Requirements » Return each line of the records holding the string "placez".

§ §

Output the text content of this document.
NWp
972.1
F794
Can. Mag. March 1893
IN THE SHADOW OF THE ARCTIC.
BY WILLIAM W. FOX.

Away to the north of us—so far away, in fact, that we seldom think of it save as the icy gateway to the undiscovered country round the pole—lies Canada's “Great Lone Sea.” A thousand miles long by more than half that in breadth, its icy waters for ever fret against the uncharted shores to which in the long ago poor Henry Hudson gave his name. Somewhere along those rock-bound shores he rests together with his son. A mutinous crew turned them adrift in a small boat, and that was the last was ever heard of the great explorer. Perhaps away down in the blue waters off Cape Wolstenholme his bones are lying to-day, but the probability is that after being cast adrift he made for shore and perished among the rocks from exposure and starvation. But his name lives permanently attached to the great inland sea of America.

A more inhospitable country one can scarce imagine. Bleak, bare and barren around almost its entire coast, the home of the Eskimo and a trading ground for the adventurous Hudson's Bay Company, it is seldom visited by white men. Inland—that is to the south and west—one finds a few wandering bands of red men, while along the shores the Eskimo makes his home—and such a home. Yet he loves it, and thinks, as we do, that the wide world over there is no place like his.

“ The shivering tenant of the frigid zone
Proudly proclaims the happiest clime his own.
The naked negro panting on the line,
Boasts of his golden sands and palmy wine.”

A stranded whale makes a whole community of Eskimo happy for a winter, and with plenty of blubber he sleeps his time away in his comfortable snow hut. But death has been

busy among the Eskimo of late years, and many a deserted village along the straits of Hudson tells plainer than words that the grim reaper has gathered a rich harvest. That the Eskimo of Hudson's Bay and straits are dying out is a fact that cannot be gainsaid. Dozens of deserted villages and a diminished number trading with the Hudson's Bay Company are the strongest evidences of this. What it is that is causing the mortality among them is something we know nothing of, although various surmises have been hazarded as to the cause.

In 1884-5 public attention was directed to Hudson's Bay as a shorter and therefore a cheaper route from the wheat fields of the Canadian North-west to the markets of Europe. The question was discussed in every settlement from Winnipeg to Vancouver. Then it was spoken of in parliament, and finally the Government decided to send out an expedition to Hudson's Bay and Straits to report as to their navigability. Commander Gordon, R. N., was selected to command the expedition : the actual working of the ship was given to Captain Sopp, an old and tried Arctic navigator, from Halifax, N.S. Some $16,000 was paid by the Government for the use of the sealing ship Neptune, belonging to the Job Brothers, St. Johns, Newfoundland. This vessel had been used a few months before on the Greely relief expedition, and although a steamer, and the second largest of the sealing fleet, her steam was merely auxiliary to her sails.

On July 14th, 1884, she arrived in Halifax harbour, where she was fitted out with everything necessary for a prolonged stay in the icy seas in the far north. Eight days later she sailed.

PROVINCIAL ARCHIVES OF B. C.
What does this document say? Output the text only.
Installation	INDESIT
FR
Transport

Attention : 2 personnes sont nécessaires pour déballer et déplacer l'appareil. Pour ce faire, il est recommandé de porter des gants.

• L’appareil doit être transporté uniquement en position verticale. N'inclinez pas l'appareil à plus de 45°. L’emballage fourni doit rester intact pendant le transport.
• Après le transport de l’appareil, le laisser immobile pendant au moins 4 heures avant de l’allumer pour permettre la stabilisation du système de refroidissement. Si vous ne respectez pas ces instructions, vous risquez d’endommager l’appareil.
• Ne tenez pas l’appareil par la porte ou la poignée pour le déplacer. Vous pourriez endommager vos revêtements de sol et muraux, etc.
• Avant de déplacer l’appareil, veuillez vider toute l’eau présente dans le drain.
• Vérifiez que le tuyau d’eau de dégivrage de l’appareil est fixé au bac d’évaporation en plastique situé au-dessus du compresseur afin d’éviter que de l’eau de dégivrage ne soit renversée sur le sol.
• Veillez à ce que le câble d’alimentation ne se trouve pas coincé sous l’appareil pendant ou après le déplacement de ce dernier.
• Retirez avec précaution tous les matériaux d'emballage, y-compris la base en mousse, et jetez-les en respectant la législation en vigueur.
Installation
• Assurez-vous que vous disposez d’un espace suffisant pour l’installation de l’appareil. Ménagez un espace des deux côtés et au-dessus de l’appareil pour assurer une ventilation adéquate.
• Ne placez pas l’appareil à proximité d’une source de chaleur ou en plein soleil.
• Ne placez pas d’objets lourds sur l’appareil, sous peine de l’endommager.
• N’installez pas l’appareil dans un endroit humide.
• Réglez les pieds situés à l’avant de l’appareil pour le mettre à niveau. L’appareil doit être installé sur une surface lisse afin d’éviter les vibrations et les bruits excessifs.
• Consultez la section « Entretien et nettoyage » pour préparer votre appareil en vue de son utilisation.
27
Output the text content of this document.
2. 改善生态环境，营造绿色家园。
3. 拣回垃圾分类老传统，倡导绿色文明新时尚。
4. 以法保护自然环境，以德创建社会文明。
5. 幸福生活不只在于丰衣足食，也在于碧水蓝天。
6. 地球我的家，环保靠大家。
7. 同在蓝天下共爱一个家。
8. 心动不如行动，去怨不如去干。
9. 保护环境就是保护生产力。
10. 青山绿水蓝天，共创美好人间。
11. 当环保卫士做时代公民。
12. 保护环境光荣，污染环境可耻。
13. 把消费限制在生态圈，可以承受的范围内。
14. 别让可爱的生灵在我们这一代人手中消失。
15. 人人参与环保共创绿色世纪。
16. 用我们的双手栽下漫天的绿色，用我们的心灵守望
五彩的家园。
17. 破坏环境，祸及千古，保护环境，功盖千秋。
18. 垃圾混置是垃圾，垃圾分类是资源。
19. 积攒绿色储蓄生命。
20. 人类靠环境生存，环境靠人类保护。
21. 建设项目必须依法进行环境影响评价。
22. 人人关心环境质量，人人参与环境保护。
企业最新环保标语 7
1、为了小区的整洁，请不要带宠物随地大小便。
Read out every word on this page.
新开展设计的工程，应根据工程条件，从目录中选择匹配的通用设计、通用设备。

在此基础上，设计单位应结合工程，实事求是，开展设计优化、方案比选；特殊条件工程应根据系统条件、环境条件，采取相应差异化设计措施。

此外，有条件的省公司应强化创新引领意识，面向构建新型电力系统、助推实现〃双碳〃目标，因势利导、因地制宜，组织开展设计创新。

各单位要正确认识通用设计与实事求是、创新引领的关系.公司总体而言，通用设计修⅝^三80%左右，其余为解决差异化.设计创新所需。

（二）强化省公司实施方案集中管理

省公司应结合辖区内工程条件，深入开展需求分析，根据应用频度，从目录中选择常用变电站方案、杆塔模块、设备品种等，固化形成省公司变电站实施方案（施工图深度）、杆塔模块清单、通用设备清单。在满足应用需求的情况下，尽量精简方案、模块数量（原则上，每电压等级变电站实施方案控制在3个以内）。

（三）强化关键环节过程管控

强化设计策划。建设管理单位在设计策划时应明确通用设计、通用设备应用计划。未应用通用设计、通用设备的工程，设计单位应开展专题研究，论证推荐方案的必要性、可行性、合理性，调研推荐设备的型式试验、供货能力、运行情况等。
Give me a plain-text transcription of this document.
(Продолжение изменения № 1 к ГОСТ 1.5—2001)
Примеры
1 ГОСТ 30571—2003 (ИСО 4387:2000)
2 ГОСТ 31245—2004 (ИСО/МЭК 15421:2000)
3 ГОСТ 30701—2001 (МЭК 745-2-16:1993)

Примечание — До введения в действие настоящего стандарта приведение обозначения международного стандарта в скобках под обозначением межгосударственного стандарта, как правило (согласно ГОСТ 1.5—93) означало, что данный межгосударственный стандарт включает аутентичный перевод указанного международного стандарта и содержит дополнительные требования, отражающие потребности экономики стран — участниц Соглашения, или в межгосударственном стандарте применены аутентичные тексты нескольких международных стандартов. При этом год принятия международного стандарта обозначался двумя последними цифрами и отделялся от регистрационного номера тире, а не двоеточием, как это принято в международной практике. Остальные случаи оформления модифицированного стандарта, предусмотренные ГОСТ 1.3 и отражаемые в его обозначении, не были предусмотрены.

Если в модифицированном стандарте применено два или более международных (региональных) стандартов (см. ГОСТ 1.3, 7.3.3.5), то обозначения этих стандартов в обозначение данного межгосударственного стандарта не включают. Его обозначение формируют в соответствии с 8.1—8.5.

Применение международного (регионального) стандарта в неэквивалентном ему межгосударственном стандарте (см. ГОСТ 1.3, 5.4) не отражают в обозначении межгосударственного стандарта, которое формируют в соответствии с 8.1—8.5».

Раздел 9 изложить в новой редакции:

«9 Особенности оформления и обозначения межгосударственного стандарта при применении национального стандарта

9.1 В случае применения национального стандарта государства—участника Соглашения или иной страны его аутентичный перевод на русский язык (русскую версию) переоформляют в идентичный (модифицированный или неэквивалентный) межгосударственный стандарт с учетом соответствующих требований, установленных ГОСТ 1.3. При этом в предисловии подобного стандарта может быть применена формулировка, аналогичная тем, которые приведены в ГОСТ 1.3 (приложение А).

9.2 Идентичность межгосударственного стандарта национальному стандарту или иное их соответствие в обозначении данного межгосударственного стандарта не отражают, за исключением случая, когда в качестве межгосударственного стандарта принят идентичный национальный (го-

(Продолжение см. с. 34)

§ §

Full solution »
• Ne placez pas l’appareil à proximité d’une source de chaleur ou en plein soleil.
• Ne placez pas d’objets lourds sur l’appareil, sous peine de l’endommager.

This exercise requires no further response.